Stored data entries:
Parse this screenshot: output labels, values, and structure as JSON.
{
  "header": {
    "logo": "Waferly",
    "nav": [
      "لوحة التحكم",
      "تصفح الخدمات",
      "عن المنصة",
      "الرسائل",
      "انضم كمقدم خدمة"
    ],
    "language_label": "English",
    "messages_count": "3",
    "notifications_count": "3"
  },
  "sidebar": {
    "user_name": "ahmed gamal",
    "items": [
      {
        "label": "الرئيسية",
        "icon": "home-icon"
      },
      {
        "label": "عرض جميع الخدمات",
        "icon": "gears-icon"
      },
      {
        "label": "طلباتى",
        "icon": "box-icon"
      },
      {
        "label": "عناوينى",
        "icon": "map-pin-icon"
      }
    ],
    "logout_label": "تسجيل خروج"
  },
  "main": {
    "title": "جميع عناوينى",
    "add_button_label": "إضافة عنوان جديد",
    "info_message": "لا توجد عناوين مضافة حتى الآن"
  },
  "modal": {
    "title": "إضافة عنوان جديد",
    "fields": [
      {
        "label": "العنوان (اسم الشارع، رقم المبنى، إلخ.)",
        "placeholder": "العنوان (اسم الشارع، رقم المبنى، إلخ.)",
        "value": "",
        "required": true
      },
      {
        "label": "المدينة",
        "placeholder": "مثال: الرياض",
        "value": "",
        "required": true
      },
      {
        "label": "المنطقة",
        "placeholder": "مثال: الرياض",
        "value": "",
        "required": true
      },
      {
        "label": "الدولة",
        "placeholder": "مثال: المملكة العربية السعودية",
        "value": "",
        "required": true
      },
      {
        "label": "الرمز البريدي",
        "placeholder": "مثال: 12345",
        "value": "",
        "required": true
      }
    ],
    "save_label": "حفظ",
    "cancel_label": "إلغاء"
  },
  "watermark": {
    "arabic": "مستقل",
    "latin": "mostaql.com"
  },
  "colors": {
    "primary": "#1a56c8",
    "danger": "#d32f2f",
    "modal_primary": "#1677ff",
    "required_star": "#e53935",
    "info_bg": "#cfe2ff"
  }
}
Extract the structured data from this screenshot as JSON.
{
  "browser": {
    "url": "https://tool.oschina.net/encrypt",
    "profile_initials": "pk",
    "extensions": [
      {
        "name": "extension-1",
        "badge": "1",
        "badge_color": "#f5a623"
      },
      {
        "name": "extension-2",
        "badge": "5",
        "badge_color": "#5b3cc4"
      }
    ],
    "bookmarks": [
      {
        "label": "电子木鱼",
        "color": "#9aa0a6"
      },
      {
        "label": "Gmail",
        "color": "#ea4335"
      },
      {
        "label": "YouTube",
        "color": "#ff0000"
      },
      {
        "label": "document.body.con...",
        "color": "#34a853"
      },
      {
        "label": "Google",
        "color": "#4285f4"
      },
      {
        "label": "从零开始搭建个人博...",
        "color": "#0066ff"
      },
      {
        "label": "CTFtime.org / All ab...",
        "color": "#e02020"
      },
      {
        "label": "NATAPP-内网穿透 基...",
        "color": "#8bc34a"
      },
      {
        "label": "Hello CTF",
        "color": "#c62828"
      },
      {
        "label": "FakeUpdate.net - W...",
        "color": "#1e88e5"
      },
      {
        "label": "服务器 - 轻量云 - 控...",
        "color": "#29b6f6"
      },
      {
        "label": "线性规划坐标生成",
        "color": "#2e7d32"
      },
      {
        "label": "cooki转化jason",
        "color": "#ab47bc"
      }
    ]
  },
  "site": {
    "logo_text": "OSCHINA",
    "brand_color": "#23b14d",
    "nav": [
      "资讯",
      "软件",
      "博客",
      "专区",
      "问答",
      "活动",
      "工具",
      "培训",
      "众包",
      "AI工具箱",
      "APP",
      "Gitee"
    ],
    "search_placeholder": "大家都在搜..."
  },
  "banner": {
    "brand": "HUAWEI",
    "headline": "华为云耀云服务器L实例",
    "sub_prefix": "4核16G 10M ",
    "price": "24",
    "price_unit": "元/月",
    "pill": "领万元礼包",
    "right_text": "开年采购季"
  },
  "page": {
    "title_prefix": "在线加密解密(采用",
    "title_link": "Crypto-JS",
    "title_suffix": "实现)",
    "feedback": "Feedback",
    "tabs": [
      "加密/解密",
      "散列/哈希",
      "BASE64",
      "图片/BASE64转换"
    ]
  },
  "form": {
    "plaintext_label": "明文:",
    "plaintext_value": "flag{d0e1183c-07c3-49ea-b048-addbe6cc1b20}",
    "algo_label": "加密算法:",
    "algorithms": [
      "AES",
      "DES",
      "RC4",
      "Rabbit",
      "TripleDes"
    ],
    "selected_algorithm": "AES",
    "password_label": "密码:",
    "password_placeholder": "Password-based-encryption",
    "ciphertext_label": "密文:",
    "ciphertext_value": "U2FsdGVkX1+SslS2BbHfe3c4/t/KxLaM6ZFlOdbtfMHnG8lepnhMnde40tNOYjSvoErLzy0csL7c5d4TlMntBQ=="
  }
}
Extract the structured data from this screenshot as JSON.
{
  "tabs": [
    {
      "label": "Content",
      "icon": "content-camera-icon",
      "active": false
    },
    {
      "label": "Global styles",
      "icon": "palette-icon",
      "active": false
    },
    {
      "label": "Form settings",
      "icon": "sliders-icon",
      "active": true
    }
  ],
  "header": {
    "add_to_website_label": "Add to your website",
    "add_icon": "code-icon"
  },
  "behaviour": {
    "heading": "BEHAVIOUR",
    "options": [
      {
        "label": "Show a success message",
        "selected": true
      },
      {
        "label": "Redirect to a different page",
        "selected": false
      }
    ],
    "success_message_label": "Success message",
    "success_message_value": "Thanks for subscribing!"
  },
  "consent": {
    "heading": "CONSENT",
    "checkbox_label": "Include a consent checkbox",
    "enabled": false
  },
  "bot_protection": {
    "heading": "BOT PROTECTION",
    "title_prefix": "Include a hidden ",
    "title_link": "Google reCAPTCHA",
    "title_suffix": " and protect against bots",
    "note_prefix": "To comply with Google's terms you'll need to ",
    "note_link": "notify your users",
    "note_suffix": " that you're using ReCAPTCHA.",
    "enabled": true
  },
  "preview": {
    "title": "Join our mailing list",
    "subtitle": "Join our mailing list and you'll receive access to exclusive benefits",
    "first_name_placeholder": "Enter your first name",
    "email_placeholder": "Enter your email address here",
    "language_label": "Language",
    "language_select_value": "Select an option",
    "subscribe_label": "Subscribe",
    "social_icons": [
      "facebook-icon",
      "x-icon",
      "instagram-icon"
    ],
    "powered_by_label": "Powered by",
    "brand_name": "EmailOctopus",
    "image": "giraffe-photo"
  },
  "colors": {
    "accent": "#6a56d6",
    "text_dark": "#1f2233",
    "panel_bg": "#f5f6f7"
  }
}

TO BE DONE: Copy every line above in which the string "mailing" shows up.

OUTPUT FOR THIS EXERCISE:
    "title": "Join our mailing list",
    "subtitle": "Join our mailing list and you'll receive access to exclusive benefits",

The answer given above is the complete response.